- What you have to do -
Pull every line containing the word "ACTIVITIES" from the records.

(Records)

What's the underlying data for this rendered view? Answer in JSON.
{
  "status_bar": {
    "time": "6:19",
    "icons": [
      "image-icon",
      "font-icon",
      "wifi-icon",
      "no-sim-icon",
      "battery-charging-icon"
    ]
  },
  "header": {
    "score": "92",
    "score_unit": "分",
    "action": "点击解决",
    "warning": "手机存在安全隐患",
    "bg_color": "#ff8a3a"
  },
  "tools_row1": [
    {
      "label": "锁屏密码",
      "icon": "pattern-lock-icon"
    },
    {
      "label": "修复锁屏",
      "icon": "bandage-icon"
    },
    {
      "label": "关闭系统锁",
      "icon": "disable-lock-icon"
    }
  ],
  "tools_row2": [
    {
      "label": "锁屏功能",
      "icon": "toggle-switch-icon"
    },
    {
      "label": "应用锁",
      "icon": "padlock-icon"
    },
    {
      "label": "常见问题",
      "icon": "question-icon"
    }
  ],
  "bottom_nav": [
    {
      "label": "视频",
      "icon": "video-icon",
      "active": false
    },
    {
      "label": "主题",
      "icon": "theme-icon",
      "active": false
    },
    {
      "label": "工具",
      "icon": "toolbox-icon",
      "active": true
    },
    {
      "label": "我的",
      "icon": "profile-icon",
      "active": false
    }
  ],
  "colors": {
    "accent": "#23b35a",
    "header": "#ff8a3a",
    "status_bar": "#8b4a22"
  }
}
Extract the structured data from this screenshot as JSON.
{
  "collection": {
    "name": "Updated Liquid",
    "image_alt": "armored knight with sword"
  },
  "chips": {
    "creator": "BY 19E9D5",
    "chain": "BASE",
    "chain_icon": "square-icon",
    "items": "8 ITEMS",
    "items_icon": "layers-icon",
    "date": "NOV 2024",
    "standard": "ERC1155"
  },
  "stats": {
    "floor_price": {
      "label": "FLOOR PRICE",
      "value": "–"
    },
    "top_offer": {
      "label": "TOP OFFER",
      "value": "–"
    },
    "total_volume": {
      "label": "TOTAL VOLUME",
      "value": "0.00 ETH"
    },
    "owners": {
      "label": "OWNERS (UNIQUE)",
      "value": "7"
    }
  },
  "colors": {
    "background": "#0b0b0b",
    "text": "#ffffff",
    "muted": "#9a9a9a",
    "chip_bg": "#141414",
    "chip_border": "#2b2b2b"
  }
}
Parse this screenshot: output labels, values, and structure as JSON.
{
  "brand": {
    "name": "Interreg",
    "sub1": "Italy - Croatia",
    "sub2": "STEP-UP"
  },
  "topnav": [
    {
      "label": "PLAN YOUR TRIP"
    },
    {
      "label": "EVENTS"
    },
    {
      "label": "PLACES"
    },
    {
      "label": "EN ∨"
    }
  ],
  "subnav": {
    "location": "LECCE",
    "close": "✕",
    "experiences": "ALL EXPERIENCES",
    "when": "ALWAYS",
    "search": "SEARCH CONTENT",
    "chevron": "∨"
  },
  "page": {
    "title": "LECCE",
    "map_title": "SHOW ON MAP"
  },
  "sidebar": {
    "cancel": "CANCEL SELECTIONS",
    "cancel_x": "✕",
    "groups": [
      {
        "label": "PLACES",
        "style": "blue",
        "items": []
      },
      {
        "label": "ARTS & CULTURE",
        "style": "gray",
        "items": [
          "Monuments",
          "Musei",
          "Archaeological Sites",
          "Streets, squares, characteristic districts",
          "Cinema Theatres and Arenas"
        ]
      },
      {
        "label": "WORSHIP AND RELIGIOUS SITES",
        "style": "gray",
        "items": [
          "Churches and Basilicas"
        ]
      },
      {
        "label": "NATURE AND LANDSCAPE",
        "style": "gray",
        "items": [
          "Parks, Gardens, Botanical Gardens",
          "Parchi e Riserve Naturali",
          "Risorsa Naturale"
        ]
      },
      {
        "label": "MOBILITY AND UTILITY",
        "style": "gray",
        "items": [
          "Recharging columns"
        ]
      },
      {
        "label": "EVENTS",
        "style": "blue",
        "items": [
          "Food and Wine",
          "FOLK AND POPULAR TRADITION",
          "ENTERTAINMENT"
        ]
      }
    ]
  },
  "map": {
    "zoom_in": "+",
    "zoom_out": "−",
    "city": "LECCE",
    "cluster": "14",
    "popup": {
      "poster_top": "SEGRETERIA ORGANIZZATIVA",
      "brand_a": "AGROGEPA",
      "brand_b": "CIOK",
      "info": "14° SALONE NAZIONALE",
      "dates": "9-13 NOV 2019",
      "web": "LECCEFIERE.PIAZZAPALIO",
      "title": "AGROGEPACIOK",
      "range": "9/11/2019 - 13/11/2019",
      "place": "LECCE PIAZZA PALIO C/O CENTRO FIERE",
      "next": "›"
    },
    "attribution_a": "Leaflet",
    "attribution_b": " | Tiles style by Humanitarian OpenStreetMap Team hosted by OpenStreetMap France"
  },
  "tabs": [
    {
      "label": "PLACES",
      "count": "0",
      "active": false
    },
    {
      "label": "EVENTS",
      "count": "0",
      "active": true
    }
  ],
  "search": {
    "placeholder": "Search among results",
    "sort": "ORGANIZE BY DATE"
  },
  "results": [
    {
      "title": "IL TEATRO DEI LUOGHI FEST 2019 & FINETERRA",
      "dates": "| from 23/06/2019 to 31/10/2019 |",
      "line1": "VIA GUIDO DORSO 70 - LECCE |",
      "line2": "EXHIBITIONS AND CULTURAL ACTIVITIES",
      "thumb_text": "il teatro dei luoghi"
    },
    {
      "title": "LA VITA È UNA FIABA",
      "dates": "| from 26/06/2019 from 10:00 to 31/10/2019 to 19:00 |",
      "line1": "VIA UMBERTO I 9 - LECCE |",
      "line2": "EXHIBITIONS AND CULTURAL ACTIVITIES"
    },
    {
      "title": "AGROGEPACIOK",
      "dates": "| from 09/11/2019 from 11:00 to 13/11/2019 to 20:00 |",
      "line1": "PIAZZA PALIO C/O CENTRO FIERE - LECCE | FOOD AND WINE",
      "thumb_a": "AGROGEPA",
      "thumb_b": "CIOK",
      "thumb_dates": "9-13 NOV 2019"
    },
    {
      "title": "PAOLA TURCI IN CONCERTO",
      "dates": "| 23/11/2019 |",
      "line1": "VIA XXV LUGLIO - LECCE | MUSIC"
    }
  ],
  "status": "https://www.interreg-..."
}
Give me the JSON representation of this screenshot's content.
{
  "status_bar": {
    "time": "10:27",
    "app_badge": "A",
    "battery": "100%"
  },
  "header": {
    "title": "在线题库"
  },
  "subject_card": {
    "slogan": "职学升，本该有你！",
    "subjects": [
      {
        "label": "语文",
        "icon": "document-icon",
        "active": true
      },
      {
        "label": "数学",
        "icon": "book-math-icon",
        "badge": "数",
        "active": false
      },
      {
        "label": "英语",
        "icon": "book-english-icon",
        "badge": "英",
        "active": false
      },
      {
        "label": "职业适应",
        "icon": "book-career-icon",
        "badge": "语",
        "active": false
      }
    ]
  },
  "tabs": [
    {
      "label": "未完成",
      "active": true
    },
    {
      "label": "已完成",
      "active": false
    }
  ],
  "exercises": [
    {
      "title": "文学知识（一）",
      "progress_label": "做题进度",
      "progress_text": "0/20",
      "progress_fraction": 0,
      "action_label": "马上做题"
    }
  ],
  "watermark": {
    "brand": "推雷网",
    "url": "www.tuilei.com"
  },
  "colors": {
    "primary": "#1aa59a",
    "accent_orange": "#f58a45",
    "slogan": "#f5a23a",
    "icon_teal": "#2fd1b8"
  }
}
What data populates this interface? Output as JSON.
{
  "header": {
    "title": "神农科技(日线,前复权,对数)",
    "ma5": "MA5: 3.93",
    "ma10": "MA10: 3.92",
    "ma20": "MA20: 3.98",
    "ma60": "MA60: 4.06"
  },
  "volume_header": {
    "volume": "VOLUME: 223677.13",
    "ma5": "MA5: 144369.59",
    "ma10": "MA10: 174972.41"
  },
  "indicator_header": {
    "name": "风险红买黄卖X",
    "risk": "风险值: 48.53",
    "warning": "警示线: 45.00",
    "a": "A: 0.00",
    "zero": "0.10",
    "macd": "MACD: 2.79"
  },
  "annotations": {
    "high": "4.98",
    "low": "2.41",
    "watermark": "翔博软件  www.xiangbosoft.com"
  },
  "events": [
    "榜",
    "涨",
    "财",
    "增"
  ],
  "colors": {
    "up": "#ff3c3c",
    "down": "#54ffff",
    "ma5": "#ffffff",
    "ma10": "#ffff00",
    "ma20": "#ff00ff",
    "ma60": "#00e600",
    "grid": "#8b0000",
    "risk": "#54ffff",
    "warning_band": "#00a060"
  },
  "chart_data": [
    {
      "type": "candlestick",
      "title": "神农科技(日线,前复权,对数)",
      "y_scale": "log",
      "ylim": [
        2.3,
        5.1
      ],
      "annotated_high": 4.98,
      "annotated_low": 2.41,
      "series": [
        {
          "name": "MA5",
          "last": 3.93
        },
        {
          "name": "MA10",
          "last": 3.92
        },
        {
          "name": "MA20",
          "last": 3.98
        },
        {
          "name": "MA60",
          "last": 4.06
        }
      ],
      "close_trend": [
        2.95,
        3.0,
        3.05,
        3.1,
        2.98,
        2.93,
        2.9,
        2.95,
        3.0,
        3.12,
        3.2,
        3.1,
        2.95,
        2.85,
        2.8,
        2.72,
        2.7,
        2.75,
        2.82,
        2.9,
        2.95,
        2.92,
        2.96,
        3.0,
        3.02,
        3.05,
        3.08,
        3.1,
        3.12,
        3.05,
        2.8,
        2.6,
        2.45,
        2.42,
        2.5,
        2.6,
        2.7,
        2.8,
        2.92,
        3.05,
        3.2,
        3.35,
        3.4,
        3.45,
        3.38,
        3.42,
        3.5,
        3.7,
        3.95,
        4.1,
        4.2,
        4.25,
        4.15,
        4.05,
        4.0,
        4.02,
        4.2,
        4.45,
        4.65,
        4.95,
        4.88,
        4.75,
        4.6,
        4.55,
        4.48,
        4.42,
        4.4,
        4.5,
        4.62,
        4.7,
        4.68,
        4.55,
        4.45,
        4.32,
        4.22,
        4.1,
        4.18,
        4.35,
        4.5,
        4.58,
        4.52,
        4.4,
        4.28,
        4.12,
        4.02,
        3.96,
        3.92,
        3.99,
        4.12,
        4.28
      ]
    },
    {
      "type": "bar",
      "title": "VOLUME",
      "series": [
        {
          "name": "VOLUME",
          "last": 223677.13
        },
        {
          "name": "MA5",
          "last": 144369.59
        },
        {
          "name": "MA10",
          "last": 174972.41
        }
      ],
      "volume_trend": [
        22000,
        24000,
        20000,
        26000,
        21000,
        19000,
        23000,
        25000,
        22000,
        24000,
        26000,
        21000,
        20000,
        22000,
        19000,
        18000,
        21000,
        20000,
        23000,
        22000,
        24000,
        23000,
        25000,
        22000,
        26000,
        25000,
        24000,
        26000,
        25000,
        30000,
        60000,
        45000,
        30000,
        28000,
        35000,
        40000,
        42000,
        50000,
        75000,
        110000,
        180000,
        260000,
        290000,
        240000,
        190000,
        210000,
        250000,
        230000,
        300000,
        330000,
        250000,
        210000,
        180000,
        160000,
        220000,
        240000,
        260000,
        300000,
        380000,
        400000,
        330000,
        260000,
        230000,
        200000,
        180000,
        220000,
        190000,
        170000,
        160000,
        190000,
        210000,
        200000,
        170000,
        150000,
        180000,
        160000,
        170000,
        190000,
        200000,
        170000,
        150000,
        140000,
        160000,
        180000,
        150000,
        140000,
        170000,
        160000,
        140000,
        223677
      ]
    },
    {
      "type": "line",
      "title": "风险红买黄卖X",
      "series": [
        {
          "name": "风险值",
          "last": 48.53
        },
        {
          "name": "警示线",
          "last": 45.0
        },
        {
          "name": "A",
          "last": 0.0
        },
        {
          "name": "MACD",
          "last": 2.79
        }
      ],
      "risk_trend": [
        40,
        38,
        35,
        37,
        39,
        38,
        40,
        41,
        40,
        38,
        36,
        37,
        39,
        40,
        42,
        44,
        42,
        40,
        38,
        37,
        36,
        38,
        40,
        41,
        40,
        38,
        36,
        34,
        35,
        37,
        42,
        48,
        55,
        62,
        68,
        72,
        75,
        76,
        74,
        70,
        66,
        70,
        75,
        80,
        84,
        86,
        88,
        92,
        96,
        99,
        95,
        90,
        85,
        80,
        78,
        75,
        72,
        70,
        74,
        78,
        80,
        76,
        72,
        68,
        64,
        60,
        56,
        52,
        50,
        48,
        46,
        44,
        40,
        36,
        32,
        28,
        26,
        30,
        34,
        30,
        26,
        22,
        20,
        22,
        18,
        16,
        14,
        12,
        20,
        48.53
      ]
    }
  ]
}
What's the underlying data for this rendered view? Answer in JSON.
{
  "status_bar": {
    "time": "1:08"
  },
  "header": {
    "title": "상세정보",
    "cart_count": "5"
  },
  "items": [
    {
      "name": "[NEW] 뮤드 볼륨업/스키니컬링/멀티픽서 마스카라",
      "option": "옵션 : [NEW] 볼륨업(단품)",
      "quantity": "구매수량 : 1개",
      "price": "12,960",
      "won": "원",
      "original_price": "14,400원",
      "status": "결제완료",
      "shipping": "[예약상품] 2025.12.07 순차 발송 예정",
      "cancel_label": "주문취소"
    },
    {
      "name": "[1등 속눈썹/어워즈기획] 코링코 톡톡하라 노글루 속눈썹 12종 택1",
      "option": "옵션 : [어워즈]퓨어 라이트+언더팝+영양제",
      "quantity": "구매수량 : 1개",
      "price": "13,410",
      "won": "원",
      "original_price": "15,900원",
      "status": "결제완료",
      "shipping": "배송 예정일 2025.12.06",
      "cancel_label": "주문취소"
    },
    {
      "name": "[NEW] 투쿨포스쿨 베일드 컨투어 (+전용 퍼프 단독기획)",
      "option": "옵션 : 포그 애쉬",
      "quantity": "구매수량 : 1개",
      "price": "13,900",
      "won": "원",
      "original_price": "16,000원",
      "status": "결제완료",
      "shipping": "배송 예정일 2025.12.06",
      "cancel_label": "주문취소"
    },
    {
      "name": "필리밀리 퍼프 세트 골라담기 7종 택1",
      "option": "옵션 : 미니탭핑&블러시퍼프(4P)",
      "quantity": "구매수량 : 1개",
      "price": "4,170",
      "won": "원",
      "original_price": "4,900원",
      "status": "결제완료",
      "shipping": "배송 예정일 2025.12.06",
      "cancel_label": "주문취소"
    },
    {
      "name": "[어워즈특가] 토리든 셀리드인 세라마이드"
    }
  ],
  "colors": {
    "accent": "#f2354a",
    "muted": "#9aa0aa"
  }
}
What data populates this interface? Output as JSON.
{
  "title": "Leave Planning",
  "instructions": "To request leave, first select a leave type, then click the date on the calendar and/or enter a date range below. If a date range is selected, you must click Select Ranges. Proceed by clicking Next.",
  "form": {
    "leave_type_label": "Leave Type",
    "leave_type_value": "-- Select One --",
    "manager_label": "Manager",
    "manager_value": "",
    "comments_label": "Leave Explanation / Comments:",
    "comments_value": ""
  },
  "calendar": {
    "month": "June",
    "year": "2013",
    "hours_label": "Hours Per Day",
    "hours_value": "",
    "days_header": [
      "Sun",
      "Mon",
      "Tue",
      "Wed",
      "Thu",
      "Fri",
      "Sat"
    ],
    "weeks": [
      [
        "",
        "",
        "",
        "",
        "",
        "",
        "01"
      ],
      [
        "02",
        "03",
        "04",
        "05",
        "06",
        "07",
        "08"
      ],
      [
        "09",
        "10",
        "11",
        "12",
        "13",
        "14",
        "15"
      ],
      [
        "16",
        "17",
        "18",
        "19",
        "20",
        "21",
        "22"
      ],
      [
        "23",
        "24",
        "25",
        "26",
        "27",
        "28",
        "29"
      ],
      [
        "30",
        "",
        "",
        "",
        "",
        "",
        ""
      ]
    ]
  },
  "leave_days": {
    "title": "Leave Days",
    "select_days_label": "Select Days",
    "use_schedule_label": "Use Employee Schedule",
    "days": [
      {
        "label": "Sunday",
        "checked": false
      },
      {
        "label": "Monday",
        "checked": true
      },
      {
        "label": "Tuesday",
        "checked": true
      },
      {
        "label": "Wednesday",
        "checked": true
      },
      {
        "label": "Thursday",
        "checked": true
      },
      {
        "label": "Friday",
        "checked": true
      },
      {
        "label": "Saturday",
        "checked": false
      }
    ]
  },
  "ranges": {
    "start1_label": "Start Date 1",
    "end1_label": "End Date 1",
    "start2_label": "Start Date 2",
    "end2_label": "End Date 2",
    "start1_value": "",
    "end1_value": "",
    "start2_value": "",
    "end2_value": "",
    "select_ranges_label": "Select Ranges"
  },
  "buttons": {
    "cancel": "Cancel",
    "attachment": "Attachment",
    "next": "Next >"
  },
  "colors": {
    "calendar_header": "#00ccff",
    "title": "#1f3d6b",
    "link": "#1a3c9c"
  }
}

- Exercise output -
      "line2": "EXHIBITIONS AND CULTURAL ACTIVITIES",
      "line2": "EXHIBITIONS AND CULTURAL ACTIVITIES"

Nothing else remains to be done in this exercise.